§ What you need to do:
Please print exactly the lines running from the one that contains "Serialize everything readable" to the end of the data, with both lines included.

Entries taken from a collection
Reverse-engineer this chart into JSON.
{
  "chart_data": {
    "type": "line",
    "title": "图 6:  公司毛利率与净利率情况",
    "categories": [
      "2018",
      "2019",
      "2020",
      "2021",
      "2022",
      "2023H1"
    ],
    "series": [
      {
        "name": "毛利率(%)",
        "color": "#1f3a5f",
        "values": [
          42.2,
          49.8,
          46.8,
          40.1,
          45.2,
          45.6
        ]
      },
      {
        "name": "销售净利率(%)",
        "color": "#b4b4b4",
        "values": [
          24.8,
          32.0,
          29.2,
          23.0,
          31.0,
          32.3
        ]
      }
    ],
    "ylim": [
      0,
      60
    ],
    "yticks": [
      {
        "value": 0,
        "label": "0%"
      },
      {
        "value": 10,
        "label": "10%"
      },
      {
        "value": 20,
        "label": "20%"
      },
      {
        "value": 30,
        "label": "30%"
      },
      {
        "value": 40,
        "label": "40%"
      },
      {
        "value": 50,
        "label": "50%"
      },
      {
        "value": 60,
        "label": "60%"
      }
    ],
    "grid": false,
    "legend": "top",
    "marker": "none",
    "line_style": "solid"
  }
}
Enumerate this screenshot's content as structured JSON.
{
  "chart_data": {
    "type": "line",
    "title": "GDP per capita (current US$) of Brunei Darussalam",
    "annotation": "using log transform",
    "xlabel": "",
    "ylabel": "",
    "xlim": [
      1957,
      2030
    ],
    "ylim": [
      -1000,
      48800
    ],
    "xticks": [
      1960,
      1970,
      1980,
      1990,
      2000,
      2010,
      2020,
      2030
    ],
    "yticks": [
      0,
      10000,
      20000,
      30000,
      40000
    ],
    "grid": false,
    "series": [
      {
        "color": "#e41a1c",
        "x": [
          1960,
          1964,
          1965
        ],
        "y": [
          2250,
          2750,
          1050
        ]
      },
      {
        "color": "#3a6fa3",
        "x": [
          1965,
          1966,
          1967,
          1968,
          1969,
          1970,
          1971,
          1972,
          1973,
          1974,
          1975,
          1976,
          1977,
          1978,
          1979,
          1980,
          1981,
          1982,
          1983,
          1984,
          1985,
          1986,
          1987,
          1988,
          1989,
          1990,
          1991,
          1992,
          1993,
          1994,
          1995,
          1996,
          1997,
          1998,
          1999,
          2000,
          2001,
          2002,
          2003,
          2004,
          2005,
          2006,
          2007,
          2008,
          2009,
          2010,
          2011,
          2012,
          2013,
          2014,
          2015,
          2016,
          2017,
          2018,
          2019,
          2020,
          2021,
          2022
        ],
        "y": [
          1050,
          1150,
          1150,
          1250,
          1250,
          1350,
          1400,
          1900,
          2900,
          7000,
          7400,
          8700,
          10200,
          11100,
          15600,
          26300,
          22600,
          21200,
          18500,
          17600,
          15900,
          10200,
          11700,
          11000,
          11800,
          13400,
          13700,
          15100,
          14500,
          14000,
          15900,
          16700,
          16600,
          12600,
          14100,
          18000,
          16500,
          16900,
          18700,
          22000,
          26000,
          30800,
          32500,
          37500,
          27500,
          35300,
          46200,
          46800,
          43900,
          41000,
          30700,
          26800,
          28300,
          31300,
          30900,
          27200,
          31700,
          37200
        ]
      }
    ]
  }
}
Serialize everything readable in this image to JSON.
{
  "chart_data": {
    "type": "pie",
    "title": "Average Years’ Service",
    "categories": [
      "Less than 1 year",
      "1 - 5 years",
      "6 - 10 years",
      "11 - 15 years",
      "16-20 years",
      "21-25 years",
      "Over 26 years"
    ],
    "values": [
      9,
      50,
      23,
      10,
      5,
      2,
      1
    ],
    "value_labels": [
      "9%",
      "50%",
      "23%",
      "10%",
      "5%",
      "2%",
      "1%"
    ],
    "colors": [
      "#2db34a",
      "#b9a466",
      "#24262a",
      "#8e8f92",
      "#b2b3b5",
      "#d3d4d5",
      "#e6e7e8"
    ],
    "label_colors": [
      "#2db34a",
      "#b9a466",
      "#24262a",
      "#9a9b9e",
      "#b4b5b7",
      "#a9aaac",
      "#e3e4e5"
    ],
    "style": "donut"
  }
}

§ Exercise response:
Serialize everything readable in this image to JSON.
{
  "chart_data": {
    "type": "pie",
    "title": "Average Years’ Service",
    "categories": [
      "Less than 1 year",
      "1 - 5 years",
      "6 - 10 years",
      "11 - 15 years",
      "16-20 years",
      "21-25 years",
      "Over 26 years"
    ],
    "values": [
      9,
      50,
      23,
      10,
      5,
      2,
      1
    ],
    "value_labels": [
      "9%",
      "50%",
      "23%",
      "10%",
      "5%",
      "2%",
      "1%"
    ],
    "colors": [
      "#2db34a",
      "#b9a466",
      "#24262a",
      "#8e8f92",
      "#b2b3b5",
      "#d3d4d5",
      "#e6e7e8"
    ],
    "label_colors": [
      "#2db34a",
      "#b9a466",
      "#24262a",
      "#9a9b9e",
      "#b4b5b7",
      "#a9aaac",
      "#e3e4e5"
    ],
    "style": "donut"
  }
}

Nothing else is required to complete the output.